> _REQUIRED WORK_: In the entries below, identify every line with the string "Petal" and copy it.

> _SUPPLIED ENTRIES_:
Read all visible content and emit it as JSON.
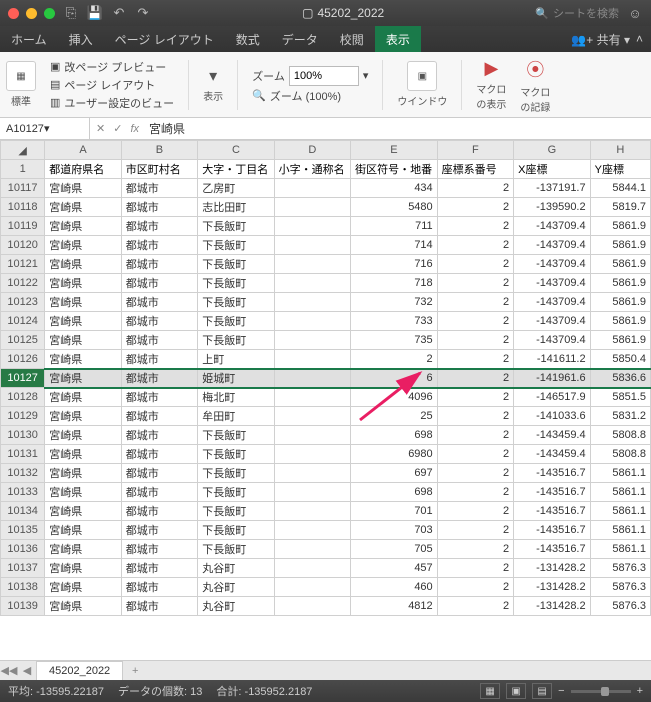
{
  "titlebar": {
    "filename": "45202_2022",
    "search_placeholder": "シートを検索"
  },
  "tabs": {
    "items": [
      "ホーム",
      "挿入",
      "ページ レイアウト",
      "数式",
      "データ",
      "校閲",
      "表示"
    ],
    "active": 6,
    "share": "共有"
  },
  "ribbon": {
    "standard": "標準",
    "page_break": "改ページ プレビュー",
    "page_layout": "ページ レイアウト",
    "user_views": "ユーザー設定のビュー",
    "display": "表示",
    "zoom_label": "ズーム",
    "zoom_value": "100%",
    "zoom_100": "ズーム (100%)",
    "window": "ウインドウ",
    "macro_view": "マクロ\nの表示",
    "macro_record": "マクロ\nの記録"
  },
  "formula": {
    "cell_ref": "A10127",
    "value": "宮崎県"
  },
  "columns": [
    "A",
    "B",
    "C",
    "D",
    "E",
    "F",
    "G",
    "H"
  ],
  "headers": [
    "都道府県名",
    "市区町村名",
    "大字・丁目名",
    "小字・通称名",
    "街区符号・地番",
    "座標系番号",
    "X座標",
    "Y座標"
  ],
  "selected_row": 10127,
  "rows": [
    {
      "n": 10117,
      "c": [
        "宮崎県",
        "都城市",
        "乙房町",
        "",
        434,
        2,
        -137191.7,
        5844.1
      ]
    },
    {
      "n": 10118,
      "c": [
        "宮崎県",
        "都城市",
        "志比田町",
        "",
        5480,
        2,
        -139590.2,
        5819.7
      ]
    },
    {
      "n": 10119,
      "c": [
        "宮崎県",
        "都城市",
        "下長飯町",
        "",
        711,
        2,
        -143709.4,
        5861.9
      ]
    },
    {
      "n": 10120,
      "c": [
        "宮崎県",
        "都城市",
        "下長飯町",
        "",
        714,
        2,
        -143709.4,
        5861.9
      ]
    },
    {
      "n": 10121,
      "c": [
        "宮崎県",
        "都城市",
        "下長飯町",
        "",
        716,
        2,
        -143709.4,
        5861.9
      ]
    },
    {
      "n": 10122,
      "c": [
        "宮崎県",
        "都城市",
        "下長飯町",
        "",
        718,
        2,
        -143709.4,
        5861.9
      ]
    },
    {
      "n": 10123,
      "c": [
        "宮崎県",
        "都城市",
        "下長飯町",
        "",
        732,
        2,
        -143709.4,
        5861.9
      ]
    },
    {
      "n": 10124,
      "c": [
        "宮崎県",
        "都城市",
        "下長飯町",
        "",
        733,
        2,
        -143709.4,
        5861.9
      ]
    },
    {
      "n": 10125,
      "c": [
        "宮崎県",
        "都城市",
        "下長飯町",
        "",
        735,
        2,
        -143709.4,
        5861.9
      ]
    },
    {
      "n": 10126,
      "c": [
        "宮崎県",
        "都城市",
        "上町",
        "",
        2,
        2,
        -141611.2,
        5850.4
      ]
    },
    {
      "n": 10127,
      "c": [
        "宮崎県",
        "都城市",
        "姫城町",
        "",
        6,
        2,
        -141961.6,
        5836.6
      ]
    },
    {
      "n": 10128,
      "c": [
        "宮崎県",
        "都城市",
        "梅北町",
        "",
        4096,
        2,
        -146517.9,
        5851.5
      ]
    },
    {
      "n": 10129,
      "c": [
        "宮崎県",
        "都城市",
        "牟田町",
        "",
        25,
        2,
        -141033.6,
        5831.2
      ]
    },
    {
      "n": 10130,
      "c": [
        "宮崎県",
        "都城市",
        "下長飯町",
        "",
        698,
        2,
        -143459.4,
        5808.8
      ]
    },
    {
      "n": 10131,
      "c": [
        "宮崎県",
        "都城市",
        "下長飯町",
        "",
        6980,
        2,
        -143459.4,
        5808.8
      ]
    },
    {
      "n": 10132,
      "c": [
        "宮崎県",
        "都城市",
        "下長飯町",
        "",
        697,
        2,
        -143516.7,
        5861.1
      ]
    },
    {
      "n": 10133,
      "c": [
        "宮崎県",
        "都城市",
        "下長飯町",
        "",
        698,
        2,
        -143516.7,
        5861.1
      ]
    },
    {
      "n": 10134,
      "c": [
        "宮崎県",
        "都城市",
        "下長飯町",
        "",
        701,
        2,
        -143516.7,
        5861.1
      ]
    },
    {
      "n": 10135,
      "c": [
        "宮崎県",
        "都城市",
        "下長飯町",
        "",
        703,
        2,
        -143516.7,
        5861.1
      ]
    },
    {
      "n": 10136,
      "c": [
        "宮崎県",
        "都城市",
        "下長飯町",
        "",
        705,
        2,
        -143516.7,
        5861.1
      ]
    },
    {
      "n": 10137,
      "c": [
        "宮崎県",
        "都城市",
        "丸谷町",
        "",
        457,
        2,
        -131428.2,
        5876.3
      ]
    },
    {
      "n": 10138,
      "c": [
        "宮崎県",
        "都城市",
        "丸谷町",
        "",
        460,
        2,
        -131428.2,
        5876.3
      ]
    },
    {
      "n": 10139,
      "c": [
        "宮崎県",
        "都城市",
        "丸谷町",
        "",
        4812,
        2,
        -131428.2,
        5876.3
      ]
    }
  ],
  "sheet_tab": "45202_2022",
  "status": {
    "avg_label": "平均:",
    "avg": "-13595.22187",
    "count_label": "データの個数:",
    "count": "13",
    "sum_label": "合計:",
    "sum": "-135952.2187"
  }
}
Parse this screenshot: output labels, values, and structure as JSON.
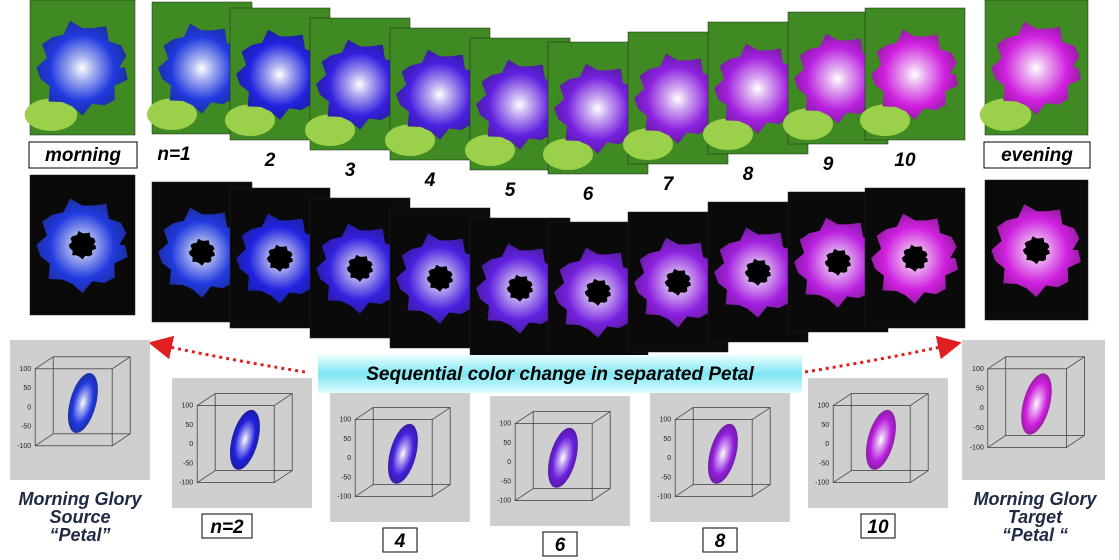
{
  "top_row": {
    "source_label": "morning",
    "target_label": "evening",
    "sequence_labels": [
      "n=1",
      "2",
      "3",
      "4",
      "5",
      "6",
      "7",
      "8",
      "9",
      "10"
    ]
  },
  "banner": "Sequential color change in separated Petal",
  "source_caption": [
    "Morning Glory",
    "Source",
    "“Petal”"
  ],
  "target_caption": [
    "Morning Glory",
    "Target",
    "“Petal “"
  ],
  "plot_labels": [
    "n=2",
    "4",
    "6",
    "8",
    "10"
  ],
  "plot_ticks": [
    "100",
    "50",
    "0",
    "-50",
    "-100"
  ]
}
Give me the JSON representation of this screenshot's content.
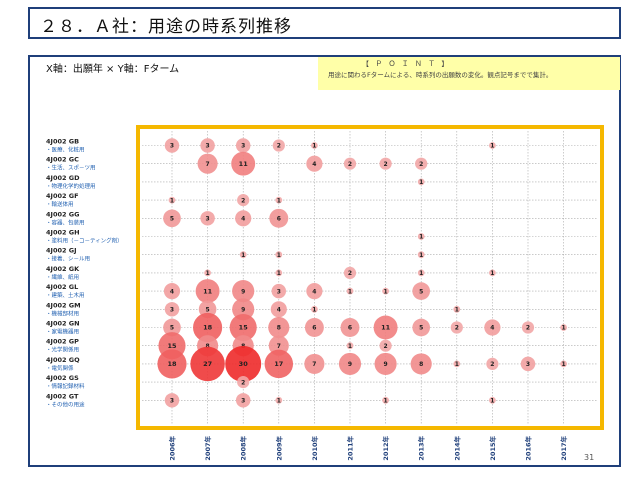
{
  "slide": {
    "title": "２８．Ａ社：用途の時系列推移",
    "axis_description": "X軸：出願年 × Y軸：Fターム",
    "point_title": "【 Ｐ Ｏ Ｉ Ｎ Ｔ 】",
    "point_text": "用途に関わるFタームによる、時系列の出願数の変化。観点記号までで集計。",
    "page_number": "31"
  },
  "colors": {
    "frame_border": "#1f3f7a",
    "plot_border": "#f5b800",
    "bubble_light": "#f2aaaa",
    "bubble_dark": "#ee2a2a",
    "label_blue": "#1f5fb0"
  },
  "chart_data": {
    "type": "bubble",
    "x": [
      "2006年",
      "2007年",
      "2008年",
      "2009年",
      "2010年",
      "2011年",
      "2012年",
      "2013年",
      "2014年",
      "2015年",
      "2016年",
      "2017年"
    ],
    "y": [
      {
        "code": "4J002 GB",
        "desc": "・医療、化粧用"
      },
      {
        "code": "4J002 GC",
        "desc": "・生活、スポ－ツ用"
      },
      {
        "code": "4J002 GD",
        "desc": "・物理化学的処理用"
      },
      {
        "code": "4J002 GF",
        "desc": "・輸送体用"
      },
      {
        "code": "4J002 GG",
        "desc": "・容器、包装用"
      },
      {
        "code": "4J002 GH",
        "desc": "・塗料用（－コ－ティング剤）"
      },
      {
        "code": "4J002 GJ",
        "desc": "・接着、シ－ル用"
      },
      {
        "code": "4J002 GK",
        "desc": "・繊維、紙用"
      },
      {
        "code": "4J002 GL",
        "desc": "・建築、土木用"
      },
      {
        "code": "4J002 GM",
        "desc": "・機械部材用"
      },
      {
        "code": "4J002 GN",
        "desc": "・家電機器用"
      },
      {
        "code": "4J002 GP",
        "desc": "・光学関係用"
      },
      {
        "code": "4J002 GQ",
        "desc": "・電気関係"
      },
      {
        "code": "4J002 GS",
        "desc": "・情報記録材料"
      },
      {
        "code": "4J002 GT",
        "desc": "・その他の用途"
      }
    ],
    "points": [
      {
        "x": "2006年",
        "y": "4J002 GB",
        "v": 3
      },
      {
        "x": "2007年",
        "y": "4J002 GB",
        "v": 3
      },
      {
        "x": "2008年",
        "y": "4J002 GB",
        "v": 3
      },
      {
        "x": "2009年",
        "y": "4J002 GB",
        "v": 2
      },
      {
        "x": "2010年",
        "y": "4J002 GB",
        "v": 1
      },
      {
        "x": "2015年",
        "y": "4J002 GB",
        "v": 1
      },
      {
        "x": "2007年",
        "y": "4J002 GC",
        "v": 7
      },
      {
        "x": "2008年",
        "y": "4J002 GC",
        "v": 11
      },
      {
        "x": "2010年",
        "y": "4J002 GC",
        "v": 4
      },
      {
        "x": "2011年",
        "y": "4J002 GC",
        "v": 2
      },
      {
        "x": "2012年",
        "y": "4J002 GC",
        "v": 2
      },
      {
        "x": "2013年",
        "y": "4J002 GC",
        "v": 2
      },
      {
        "x": "2013年",
        "y": "4J002 GD",
        "v": 1
      },
      {
        "x": "2006年",
        "y": "4J002 GF",
        "v": 1
      },
      {
        "x": "2008年",
        "y": "4J002 GF",
        "v": 2
      },
      {
        "x": "2009年",
        "y": "4J002 GF",
        "v": 1
      },
      {
        "x": "2006年",
        "y": "4J002 GG",
        "v": 5
      },
      {
        "x": "2007年",
        "y": "4J002 GG",
        "v": 3
      },
      {
        "x": "2008年",
        "y": "4J002 GG",
        "v": 4
      },
      {
        "x": "2009年",
        "y": "4J002 GG",
        "v": 6
      },
      {
        "x": "2013年",
        "y": "4J002 GH",
        "v": 1
      },
      {
        "x": "2008年",
        "y": "4J002 GJ",
        "v": 1
      },
      {
        "x": "2009年",
        "y": "4J002 GJ",
        "v": 1
      },
      {
        "x": "2013年",
        "y": "4J002 GJ",
        "v": 1
      },
      {
        "x": "2007年",
        "y": "4J002 GK",
        "v": 1
      },
      {
        "x": "2009年",
        "y": "4J002 GK",
        "v": 1
      },
      {
        "x": "2011年",
        "y": "4J002 GK",
        "v": 2
      },
      {
        "x": "2013年",
        "y": "4J002 GK",
        "v": 1
      },
      {
        "x": "2015年",
        "y": "4J002 GK",
        "v": 1
      },
      {
        "x": "2006年",
        "y": "4J002 GL",
        "v": 4
      },
      {
        "x": "2007年",
        "y": "4J002 GL",
        "v": 11
      },
      {
        "x": "2008年",
        "y": "4J002 GL",
        "v": 9
      },
      {
        "x": "2009年",
        "y": "4J002 GL",
        "v": 3
      },
      {
        "x": "2010年",
        "y": "4J002 GL",
        "v": 4
      },
      {
        "x": "2011年",
        "y": "4J002 GL",
        "v": 1
      },
      {
        "x": "2012年",
        "y": "4J002 GL",
        "v": 1
      },
      {
        "x": "2013年",
        "y": "4J002 GL",
        "v": 5
      },
      {
        "x": "2006年",
        "y": "4J002 GM",
        "v": 3
      },
      {
        "x": "2007年",
        "y": "4J002 GM",
        "v": 5
      },
      {
        "x": "2008年",
        "y": "4J002 GM",
        "v": 9
      },
      {
        "x": "2009年",
        "y": "4J002 GM",
        "v": 4
      },
      {
        "x": "2010年",
        "y": "4J002 GM",
        "v": 1
      },
      {
        "x": "2014年",
        "y": "4J002 GM",
        "v": 1
      },
      {
        "x": "2006年",
        "y": "4J002 GN",
        "v": 5
      },
      {
        "x": "2007年",
        "y": "4J002 GN",
        "v": 18
      },
      {
        "x": "2008年",
        "y": "4J002 GN",
        "v": 15
      },
      {
        "x": "2009年",
        "y": "4J002 GN",
        "v": 8
      },
      {
        "x": "2010年",
        "y": "4J002 GN",
        "v": 6
      },
      {
        "x": "2011年",
        "y": "4J002 GN",
        "v": 6
      },
      {
        "x": "2012年",
        "y": "4J002 GN",
        "v": 11
      },
      {
        "x": "2013年",
        "y": "4J002 GN",
        "v": 5
      },
      {
        "x": "2014年",
        "y": "4J002 GN",
        "v": 2
      },
      {
        "x": "2015年",
        "y": "4J002 GN",
        "v": 4
      },
      {
        "x": "2016年",
        "y": "4J002 GN",
        "v": 2
      },
      {
        "x": "2017年",
        "y": "4J002 GN",
        "v": 1
      },
      {
        "x": "2006年",
        "y": "4J002 GP",
        "v": 15
      },
      {
        "x": "2007年",
        "y": "4J002 GP",
        "v": 8
      },
      {
        "x": "2008年",
        "y": "4J002 GP",
        "v": 8
      },
      {
        "x": "2009年",
        "y": "4J002 GP",
        "v": 7
      },
      {
        "x": "2011年",
        "y": "4J002 GP",
        "v": 1
      },
      {
        "x": "2012年",
        "y": "4J002 GP",
        "v": 2
      },
      {
        "x": "2006年",
        "y": "4J002 GQ",
        "v": 18
      },
      {
        "x": "2007年",
        "y": "4J002 GQ",
        "v": 27
      },
      {
        "x": "2008年",
        "y": "4J002 GQ",
        "v": 30
      },
      {
        "x": "2009年",
        "y": "4J002 GQ",
        "v": 17
      },
      {
        "x": "2010年",
        "y": "4J002 GQ",
        "v": 7
      },
      {
        "x": "2011年",
        "y": "4J002 GQ",
        "v": 9
      },
      {
        "x": "2012年",
        "y": "4J002 GQ",
        "v": 9
      },
      {
        "x": "2013年",
        "y": "4J002 GQ",
        "v": 8
      },
      {
        "x": "2014年",
        "y": "4J002 GQ",
        "v": 1
      },
      {
        "x": "2015年",
        "y": "4J002 GQ",
        "v": 2
      },
      {
        "x": "2016年",
        "y": "4J002 GQ",
        "v": 3
      },
      {
        "x": "2017年",
        "y": "4J002 GQ",
        "v": 1
      },
      {
        "x": "2008年",
        "y": "4J002 GS",
        "v": 2
      },
      {
        "x": "2006年",
        "y": "4J002 GT",
        "v": 3
      },
      {
        "x": "2008年",
        "y": "4J002 GT",
        "v": 3
      },
      {
        "x": "2009年",
        "y": "4J002 GT",
        "v": 1
      },
      {
        "x": "2012年",
        "y": "4J002 GT",
        "v": 1
      },
      {
        "x": "2015年",
        "y": "4J002 GT",
        "v": 1
      }
    ],
    "grid": true,
    "xlabel": "",
    "ylabel": ""
  }
}
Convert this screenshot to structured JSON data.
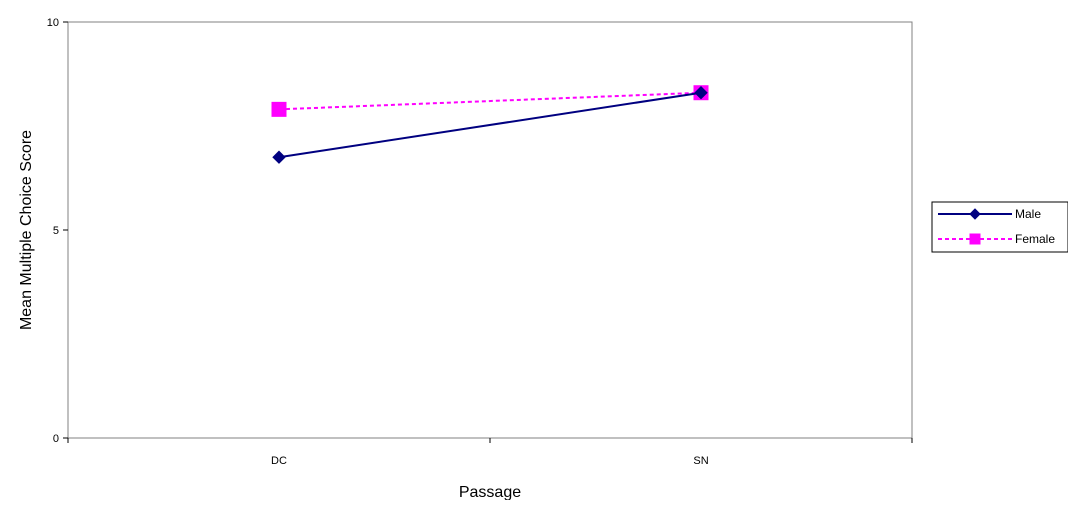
{
  "chart_data": {
    "type": "line",
    "categories": [
      "DC",
      "SN"
    ],
    "series": [
      {
        "name": "Male",
        "values": [
          6.75,
          8.3
        ],
        "color": "#000080",
        "line_style": "solid",
        "marker": "diamond"
      },
      {
        "name": "Female",
        "values": [
          7.9,
          8.3
        ],
        "color": "#FF00FF",
        "line_style": "dashed",
        "marker": "square"
      }
    ],
    "title": "",
    "xlabel": "Passage",
    "ylabel": "Mean Multiple Choice Score",
    "ylim": [
      0,
      10
    ],
    "yticks": [
      "0",
      "5",
      "10"
    ],
    "grid": false,
    "legend": "right"
  }
}
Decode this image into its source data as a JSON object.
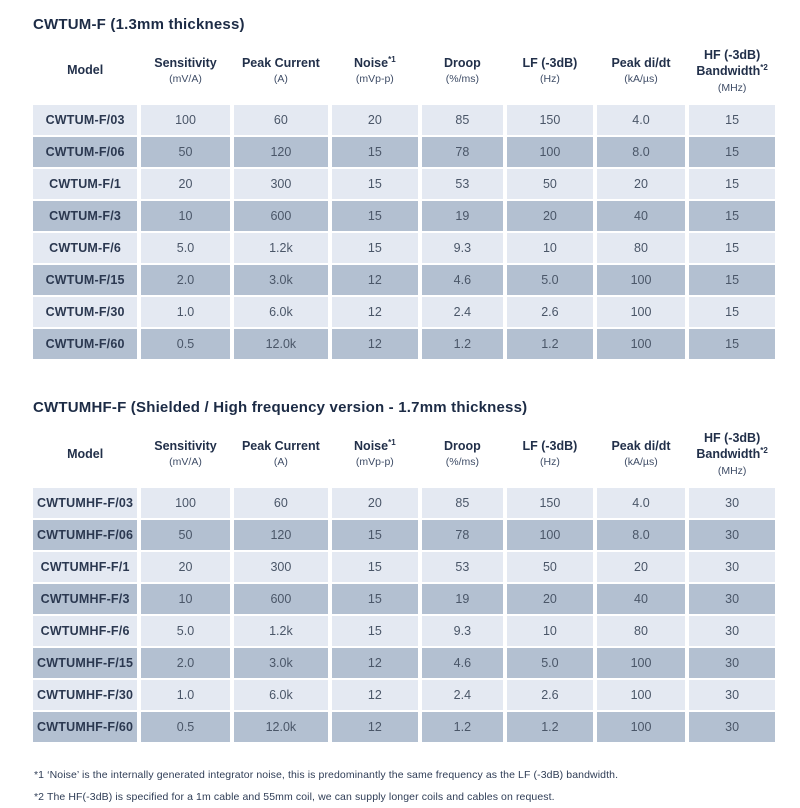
{
  "colors": {
    "title_text": "#1c2b45",
    "header_text": "#22304a",
    "unit_text": "#3e4c66",
    "model_text": "#2b3850",
    "value_text": "#4a5668",
    "row_light_bg": "#e4e9f2",
    "row_dark_bg": "#b3c0d1",
    "footnote_text": "#2f3d56",
    "page_bg": "#ffffff"
  },
  "tables": [
    {
      "title": "CWTUM-F (1.3mm thickness)",
      "columns": [
        {
          "label": "Model",
          "sup": "",
          "unit": ""
        },
        {
          "label": "Sensitivity",
          "sup": "",
          "unit": "(mV/A)"
        },
        {
          "label": "Peak Current",
          "sup": "",
          "unit": "(A)"
        },
        {
          "label": "Noise",
          "sup": "*1",
          "unit": "(mVp-p)"
        },
        {
          "label": "Droop",
          "sup": "",
          "unit": "(%/ms)"
        },
        {
          "label": "LF (-3dB)",
          "sup": "",
          "unit": "(Hz)"
        },
        {
          "label": "Peak di/dt",
          "sup": "",
          "unit": "(kA/µs)"
        },
        {
          "label": "HF (-3dB) Bandwidth",
          "sup": "*2",
          "unit": "(MHz)"
        }
      ],
      "rows": [
        [
          "CWTUM-F/03",
          "100",
          "60",
          "20",
          "85",
          "150",
          "4.0",
          "15"
        ],
        [
          "CWTUM-F/06",
          "50",
          "120",
          "15",
          "78",
          "100",
          "8.0",
          "15"
        ],
        [
          "CWTUM-F/1",
          "20",
          "300",
          "15",
          "53",
          "50",
          "20",
          "15"
        ],
        [
          "CWTUM-F/3",
          "10",
          "600",
          "15",
          "19",
          "20",
          "40",
          "15"
        ],
        [
          "CWTUM-F/6",
          "5.0",
          "1.2k",
          "15",
          "9.3",
          "10",
          "80",
          "15"
        ],
        [
          "CWTUM-F/15",
          "2.0",
          "3.0k",
          "12",
          "4.6",
          "5.0",
          "100",
          "15"
        ],
        [
          "CWTUM-F/30",
          "1.0",
          "6.0k",
          "12",
          "2.4",
          "2.6",
          "100",
          "15"
        ],
        [
          "CWTUM-F/60",
          "0.5",
          "12.0k",
          "12",
          "1.2",
          "1.2",
          "100",
          "15"
        ]
      ]
    },
    {
      "title": "CWTUMHF-F (Shielded / High frequency version - 1.7mm thickness)",
      "columns": [
        {
          "label": "Model",
          "sup": "",
          "unit": ""
        },
        {
          "label": "Sensitivity",
          "sup": "",
          "unit": "(mV/A)"
        },
        {
          "label": "Peak Current",
          "sup": "",
          "unit": "(A)"
        },
        {
          "label": "Noise",
          "sup": "*1",
          "unit": "(mVp-p)"
        },
        {
          "label": "Droop",
          "sup": "",
          "unit": "(%/ms)"
        },
        {
          "label": "LF (-3dB)",
          "sup": "",
          "unit": "(Hz)"
        },
        {
          "label": "Peak di/dt",
          "sup": "",
          "unit": "(kA/µs)"
        },
        {
          "label": "HF (-3dB) Bandwidth",
          "sup": "*2",
          "unit": "(MHz)"
        }
      ],
      "rows": [
        [
          "CWTUMHF-F/03",
          "100",
          "60",
          "20",
          "85",
          "150",
          "4.0",
          "30"
        ],
        [
          "CWTUMHF-F/06",
          "50",
          "120",
          "15",
          "78",
          "100",
          "8.0",
          "30"
        ],
        [
          "CWTUMHF-F/1",
          "20",
          "300",
          "15",
          "53",
          "50",
          "20",
          "30"
        ],
        [
          "CWTUMHF-F/3",
          "10",
          "600",
          "15",
          "19",
          "20",
          "40",
          "30"
        ],
        [
          "CWTUMHF-F/6",
          "5.0",
          "1.2k",
          "15",
          "9.3",
          "10",
          "80",
          "30"
        ],
        [
          "CWTUMHF-F/15",
          "2.0",
          "3.0k",
          "12",
          "4.6",
          "5.0",
          "100",
          "30"
        ],
        [
          "CWTUMHF-F/30",
          "1.0",
          "6.0k",
          "12",
          "2.4",
          "2.6",
          "100",
          "30"
        ],
        [
          "CWTUMHF-F/60",
          "0.5",
          "12.0k",
          "12",
          "1.2",
          "1.2",
          "100",
          "30"
        ]
      ]
    }
  ],
  "footnotes": [
    "*1 ‘Noise’ is the internally generated integrator noise, this is predominantly the same frequency as the LF (-3dB) bandwidth.",
    "*2 The HF(-3dB) is specified for a 1m cable and 55mm coil, we can supply longer coils and cables on request."
  ]
}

> _COMPLETE RESPONSE_:
  "banner": "Sequential color change in separated Petal",
    "“Petal”"
    "“Petal “"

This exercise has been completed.